-- start Available data --

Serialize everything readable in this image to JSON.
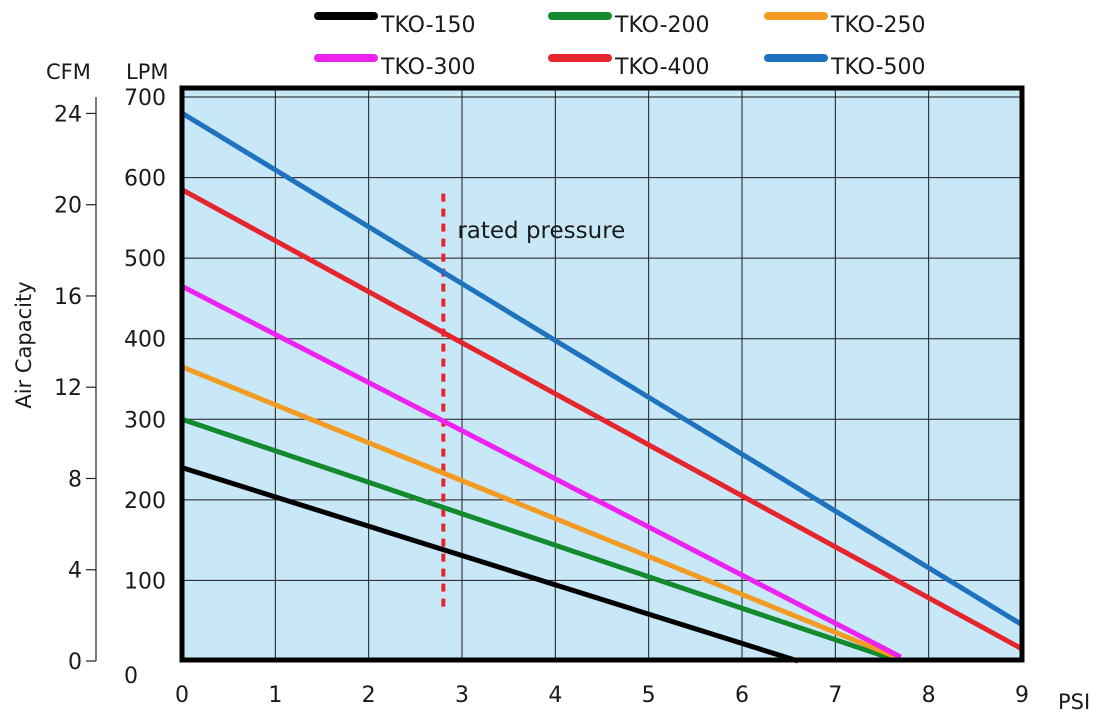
{
  "chart_data": {
    "type": "line",
    "x": {
      "label": "PSI",
      "range": [
        0,
        9
      ],
      "ticks": [
        "0",
        "1",
        "2",
        "3",
        "4",
        "5",
        "6",
        "7",
        "8",
        "9"
      ]
    },
    "y_primary": {
      "unit": "LPM",
      "range": [
        0,
        700
      ],
      "ticks": [
        "0",
        "100",
        "200",
        "300",
        "400",
        "500",
        "600",
        "700"
      ]
    },
    "y_secondary": {
      "unit": "CFM",
      "label": "Air Capacity",
      "range": [
        0,
        24.72
      ],
      "tick_values": [
        0,
        4,
        8,
        12,
        16,
        20,
        24
      ],
      "ticks": [
        "0",
        "4",
        "8",
        "12",
        "16",
        "20",
        "24"
      ]
    },
    "grid": true,
    "background_color": "#c8e8f8",
    "legend": {
      "placement": "top",
      "columns": 3
    },
    "series": [
      {
        "name": "TKO-150",
        "color": "#000000",
        "x": [
          0,
          6.6
        ],
        "y": [
          240,
          0
        ]
      },
      {
        "name": "TKO-200",
        "color": "#138a2e",
        "x": [
          0,
          7.6
        ],
        "y": [
          300,
          3
        ]
      },
      {
        "name": "TKO-250",
        "color": "#f39a22",
        "x": [
          0,
          7.65
        ],
        "y": [
          365,
          5
        ]
      },
      {
        "name": "TKO-300",
        "color": "#ee22ee",
        "x": [
          0,
          7.7
        ],
        "y": [
          465,
          5
        ]
      },
      {
        "name": "TKO-400",
        "color": "#e5242b",
        "x": [
          0,
          9.0
        ],
        "y": [
          585,
          15
        ]
      },
      {
        "name": "TKO-500",
        "color": "#1f72bd",
        "x": [
          0,
          9.0
        ],
        "y": [
          680,
          45
        ]
      }
    ],
    "annotations": [
      {
        "text": "rated pressure",
        "x": 2.8,
        "y_range": [
          60,
          580
        ],
        "color": "#e5242b",
        "style": "dotted"
      }
    ]
  }
}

-- end Available data --

**Given task:** Leave out the pictures, and give all the records again exactly.

**Exercise solution:**
Serialize everything readable in this image to JSON.
{
  "chart_data": {
    "type": "line",
    "x": {
      "label": "PSI",
      "range": [
        0,
        9
      ],
      "ticks": [
        "0",
        "1",
        "2",
        "3",
        "4",
        "5",
        "6",
        "7",
        "8",
        "9"
      ]
    },
    "y_primary": {
      "unit": "LPM",
      "range": [
        0,
        700
      ],
      "ticks": [
        "0",
        "100",
        "200",
        "300",
        "400",
        "500",
        "600",
        "700"
      ]
    },
    "y_secondary": {
      "unit": "CFM",
      "label": "Air Capacity",
      "range": [
        0,
        24.72
      ],
      "tick_values": [
        0,
        4,
        8,
        12,
        16,
        20,
        24
      ],
      "ticks": [
        "0",
        "4",
        "8",
        "12",
        "16",
        "20",
        "24"
      ]
    },
    "grid": true,
    "background_color": "#c8e8f8",
    "legend": {
      "placement": "top",
      "columns": 3
    },
    "series": [
      {
        "name": "TKO-150",
        "color": "#000000",
        "x": [
          0,
          6.6
        ],
        "y": [
          240,
          0
        ]
      },
      {
        "name": "TKO-200",
        "color": "#138a2e",
        "x": [
          0,
          7.6
        ],
        "y": [
          300,
          3
        ]
      },
      {
        "name": "TKO-250",
        "color": "#f39a22",
        "x": [
          0,
          7.65
        ],
        "y": [
          365,
          5
        ]
      },
      {
        "name": "TKO-300",
        "color": "#ee22ee",
        "x": [
          0,
          7.7
        ],
        "y": [
          465,
          5
        ]
      },
      {
        "name": "TKO-400",
        "color": "#e5242b",
        "x": [
          0,
          9.0
        ],
        "y": [
          585,
          15
        ]
      },
      {
        "name": "TKO-500",
        "color": "#1f72bd",
        "x": [
          0,
          9.0
        ],
        "y": [
          680,
          45
        ]
      }
    ],
    "annotations": [
      {
        "text": "rated pressure",
        "x": 2.8,
        "y_range": [
          60,
          580
        ],
        "color": "#e5242b",
        "style": "dotted"
      }
    ]
  }
}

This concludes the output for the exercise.